Instruction: Check each line of the records below and collect those holding "throttling".

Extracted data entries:

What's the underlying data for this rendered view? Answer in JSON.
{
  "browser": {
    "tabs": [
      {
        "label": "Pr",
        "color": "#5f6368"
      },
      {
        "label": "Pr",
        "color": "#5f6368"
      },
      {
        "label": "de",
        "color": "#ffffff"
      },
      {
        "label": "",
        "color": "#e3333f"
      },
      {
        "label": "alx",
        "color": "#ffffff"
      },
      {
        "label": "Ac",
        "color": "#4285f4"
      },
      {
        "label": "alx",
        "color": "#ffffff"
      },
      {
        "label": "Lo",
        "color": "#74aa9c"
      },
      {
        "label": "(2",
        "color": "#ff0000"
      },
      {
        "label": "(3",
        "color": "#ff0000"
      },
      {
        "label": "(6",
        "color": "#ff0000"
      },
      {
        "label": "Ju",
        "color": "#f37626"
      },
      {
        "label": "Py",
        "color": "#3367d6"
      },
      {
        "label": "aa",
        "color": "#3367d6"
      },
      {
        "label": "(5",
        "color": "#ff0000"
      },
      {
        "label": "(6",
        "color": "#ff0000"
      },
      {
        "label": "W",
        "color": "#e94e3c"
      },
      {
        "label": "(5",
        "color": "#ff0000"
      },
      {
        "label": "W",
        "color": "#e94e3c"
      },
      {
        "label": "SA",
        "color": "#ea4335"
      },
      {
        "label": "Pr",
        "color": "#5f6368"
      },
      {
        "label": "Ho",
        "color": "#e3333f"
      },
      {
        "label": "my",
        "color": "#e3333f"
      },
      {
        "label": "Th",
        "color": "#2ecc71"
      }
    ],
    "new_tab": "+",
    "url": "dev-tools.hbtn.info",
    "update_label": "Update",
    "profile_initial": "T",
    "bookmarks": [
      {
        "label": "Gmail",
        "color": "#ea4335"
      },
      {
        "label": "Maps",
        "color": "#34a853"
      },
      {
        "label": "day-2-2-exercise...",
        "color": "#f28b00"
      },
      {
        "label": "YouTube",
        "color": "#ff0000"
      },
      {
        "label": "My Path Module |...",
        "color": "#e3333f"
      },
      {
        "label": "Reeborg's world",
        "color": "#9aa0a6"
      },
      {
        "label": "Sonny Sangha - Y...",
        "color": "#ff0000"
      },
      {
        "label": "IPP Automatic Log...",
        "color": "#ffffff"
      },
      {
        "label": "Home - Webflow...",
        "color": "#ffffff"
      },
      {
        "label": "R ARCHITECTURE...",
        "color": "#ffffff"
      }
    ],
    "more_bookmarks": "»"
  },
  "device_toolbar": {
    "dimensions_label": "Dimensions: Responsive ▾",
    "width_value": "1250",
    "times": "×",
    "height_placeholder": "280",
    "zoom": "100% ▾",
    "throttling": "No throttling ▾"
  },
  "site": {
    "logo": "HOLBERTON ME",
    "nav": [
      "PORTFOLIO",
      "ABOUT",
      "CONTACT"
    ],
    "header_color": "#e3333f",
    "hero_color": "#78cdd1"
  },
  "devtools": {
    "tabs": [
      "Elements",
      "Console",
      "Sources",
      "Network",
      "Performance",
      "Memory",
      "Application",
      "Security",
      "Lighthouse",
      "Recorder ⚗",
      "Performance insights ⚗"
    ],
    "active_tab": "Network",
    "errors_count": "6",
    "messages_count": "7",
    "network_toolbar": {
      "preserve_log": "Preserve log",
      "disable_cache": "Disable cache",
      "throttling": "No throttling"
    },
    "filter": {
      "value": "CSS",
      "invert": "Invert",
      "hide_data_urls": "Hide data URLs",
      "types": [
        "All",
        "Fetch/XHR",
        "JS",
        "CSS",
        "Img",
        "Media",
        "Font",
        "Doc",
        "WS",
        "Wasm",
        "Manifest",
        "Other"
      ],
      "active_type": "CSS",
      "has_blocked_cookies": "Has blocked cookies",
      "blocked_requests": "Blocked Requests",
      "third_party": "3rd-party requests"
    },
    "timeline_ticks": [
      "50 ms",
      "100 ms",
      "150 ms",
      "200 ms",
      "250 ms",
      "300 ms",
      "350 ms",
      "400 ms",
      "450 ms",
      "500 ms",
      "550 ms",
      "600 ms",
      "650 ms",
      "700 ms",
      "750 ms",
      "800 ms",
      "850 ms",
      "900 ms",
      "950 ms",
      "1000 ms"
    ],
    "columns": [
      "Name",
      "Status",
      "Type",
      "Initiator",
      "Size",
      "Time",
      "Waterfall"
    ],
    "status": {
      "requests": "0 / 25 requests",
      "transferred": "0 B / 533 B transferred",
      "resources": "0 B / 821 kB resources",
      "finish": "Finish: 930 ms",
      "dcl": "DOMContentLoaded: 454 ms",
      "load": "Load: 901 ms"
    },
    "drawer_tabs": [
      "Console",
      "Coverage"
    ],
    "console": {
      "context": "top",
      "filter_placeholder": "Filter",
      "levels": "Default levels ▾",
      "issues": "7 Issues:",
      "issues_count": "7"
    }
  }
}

Worked solution:
    "throttling": "No throttling ▾"
      "throttling": "No throttling"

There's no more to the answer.